§ GIVEN RECORDS:
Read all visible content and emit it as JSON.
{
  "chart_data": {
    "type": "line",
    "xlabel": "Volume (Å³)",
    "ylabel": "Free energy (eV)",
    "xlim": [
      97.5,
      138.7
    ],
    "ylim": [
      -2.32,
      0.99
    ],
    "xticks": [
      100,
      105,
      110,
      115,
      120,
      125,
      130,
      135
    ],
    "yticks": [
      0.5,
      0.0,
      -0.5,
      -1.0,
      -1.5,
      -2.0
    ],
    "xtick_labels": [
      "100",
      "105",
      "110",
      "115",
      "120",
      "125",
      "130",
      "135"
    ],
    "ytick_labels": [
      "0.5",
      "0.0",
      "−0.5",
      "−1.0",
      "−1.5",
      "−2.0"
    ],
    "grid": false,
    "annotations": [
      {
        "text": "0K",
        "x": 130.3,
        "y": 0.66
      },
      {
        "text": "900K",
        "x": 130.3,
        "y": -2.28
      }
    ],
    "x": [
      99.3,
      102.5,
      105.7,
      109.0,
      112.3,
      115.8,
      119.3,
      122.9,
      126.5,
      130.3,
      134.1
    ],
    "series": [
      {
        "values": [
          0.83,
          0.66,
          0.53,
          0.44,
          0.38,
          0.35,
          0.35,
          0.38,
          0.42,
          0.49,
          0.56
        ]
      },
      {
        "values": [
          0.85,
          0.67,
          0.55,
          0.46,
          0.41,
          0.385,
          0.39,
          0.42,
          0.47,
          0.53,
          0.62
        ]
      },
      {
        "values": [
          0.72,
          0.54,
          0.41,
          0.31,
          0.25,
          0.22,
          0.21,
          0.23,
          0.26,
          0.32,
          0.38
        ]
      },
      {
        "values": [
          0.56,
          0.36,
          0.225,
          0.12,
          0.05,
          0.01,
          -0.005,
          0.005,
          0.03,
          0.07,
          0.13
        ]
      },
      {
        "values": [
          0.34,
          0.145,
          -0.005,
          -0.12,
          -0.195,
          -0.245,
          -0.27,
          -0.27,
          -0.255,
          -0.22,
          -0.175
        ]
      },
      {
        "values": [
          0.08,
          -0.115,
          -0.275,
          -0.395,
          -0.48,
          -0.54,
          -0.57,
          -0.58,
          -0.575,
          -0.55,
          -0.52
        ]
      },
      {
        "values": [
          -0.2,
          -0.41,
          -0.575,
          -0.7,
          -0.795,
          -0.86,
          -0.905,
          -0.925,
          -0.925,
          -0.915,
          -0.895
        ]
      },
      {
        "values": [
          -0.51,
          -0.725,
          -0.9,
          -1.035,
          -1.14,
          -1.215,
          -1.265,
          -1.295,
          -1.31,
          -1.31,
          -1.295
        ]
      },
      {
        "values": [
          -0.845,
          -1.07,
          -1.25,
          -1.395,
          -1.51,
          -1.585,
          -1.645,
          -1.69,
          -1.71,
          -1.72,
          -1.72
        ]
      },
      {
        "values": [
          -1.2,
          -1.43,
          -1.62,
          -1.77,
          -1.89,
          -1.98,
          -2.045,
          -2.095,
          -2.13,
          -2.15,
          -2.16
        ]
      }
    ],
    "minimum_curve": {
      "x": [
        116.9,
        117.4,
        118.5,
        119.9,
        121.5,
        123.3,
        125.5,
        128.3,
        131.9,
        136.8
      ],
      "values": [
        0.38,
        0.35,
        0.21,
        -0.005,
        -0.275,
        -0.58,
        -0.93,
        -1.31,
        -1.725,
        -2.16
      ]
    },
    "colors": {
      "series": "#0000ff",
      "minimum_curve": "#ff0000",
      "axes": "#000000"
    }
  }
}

§ EXERCISE DIRECTIONS:
Output the entries exactly.

§ THE REPLY:
Read all visible content and emit it as JSON.
{
  "chart_data": {
    "type": "line",
    "xlabel": "Volume (Å³)",
    "ylabel": "Free energy (eV)",
    "xlim": [
      97.5,
      138.7
    ],
    "ylim": [
      -2.32,
      0.99
    ],
    "xticks": [
      100,
      105,
      110,
      115,
      120,
      125,
      130,
      135
    ],
    "yticks": [
      0.5,
      0.0,
      -0.5,
      -1.0,
      -1.5,
      -2.0
    ],
    "xtick_labels": [
      "100",
      "105",
      "110",
      "115",
      "120",
      "125",
      "130",
      "135"
    ],
    "ytick_labels": [
      "0.5",
      "0.0",
      "−0.5",
      "−1.0",
      "−1.5",
      "−2.0"
    ],
    "grid": false,
    "annotations": [
      {
        "text": "0K",
        "x": 130.3,
        "y": 0.66
      },
      {
        "text": "900K",
        "x": 130.3,
        "y": -2.28
      }
    ],
    "x": [
      99.3,
      102.5,
      105.7,
      109.0,
      112.3,
      115.8,
      119.3,
      122.9,
      126.5,
      130.3,
      134.1
    ],
    "series": [
      {
        "values": [
          0.83,
          0.66,
          0.53,
          0.44,
          0.38,
          0.35,
          0.35,
          0.38,
          0.42,
          0.49,
          0.56
        ]
      },
      {
        "values": [
          0.85,
          0.67,
          0.55,
          0.46,
          0.41,
          0.385,
          0.39,
          0.42,
          0.47,
          0.53,
          0.62
        ]
      },
      {
        "values": [
          0.72,
          0.54,
          0.41,
          0.31,
          0.25,
          0.22,
          0.21,
          0.23,
          0.26,
          0.32,
          0.38
        ]
      },
      {
        "values": [
          0.56,
          0.36,
          0.225,
          0.12,
          0.05,
          0.01,
          -0.005,
          0.005,
          0.03,
          0.07,
          0.13
        ]
      },
      {
        "values": [
          0.34,
          0.145,
          -0.005,
          -0.12,
          -0.195,
          -0.245,
          -0.27,
          -0.27,
          -0.255,
          -0.22,
          -0.175
        ]
      },
      {
        "values": [
          0.08,
          -0.115,
          -0.275,
          -0.395,
          -0.48,
          -0.54,
          -0.57,
          -0.58,
          -0.575,
          -0.55,
          -0.52
        ]
      },
      {
        "values": [
          -0.2,
          -0.41,
          -0.575,
          -0.7,
          -0.795,
          -0.86,
          -0.905,
          -0.925,
          -0.925,
          -0.915,
          -0.895
        ]
      },
      {
        "values": [
          -0.51,
          -0.725,
          -0.9,
          -1.035,
          -1.14,
          -1.215,
          -1.265,
          -1.295,
          -1.31,
          -1.31,
          -1.295
        ]
      },
      {
        "values": [
          -0.845,
          -1.07,
          -1.25,
          -1.395,
          -1.51,
          -1.585,
          -1.645,
          -1.69,
          -1.71,
          -1.72,
          -1.72
        ]
      },
      {
        "values": [
          -1.2,
          -1.43,
          -1.62,
          -1.77,
          -1.89,
          -1.98,
          -2.045,
          -2.095,
          -2.13,
          -2.15,
          -2.16
        ]
      }
    ],
    "minimum_curve": {
      "x": [
        116.9,
        117.4,
        118.5,
        119.9,
        121.5,
        123.3,
        125.5,
        128.3,
        131.9,
        136.8
      ],
      "values": [
        0.38,
        0.35,
        0.21,
        -0.005,
        -0.275,
        -0.58,
        -0.93,
        -1.31,
        -1.725,
        -2.16
      ]
    },
    "colors": {
      "series": "#0000ff",
      "minimum_curve": "#ff0000",
      "axes": "#000000"
    }
  }
}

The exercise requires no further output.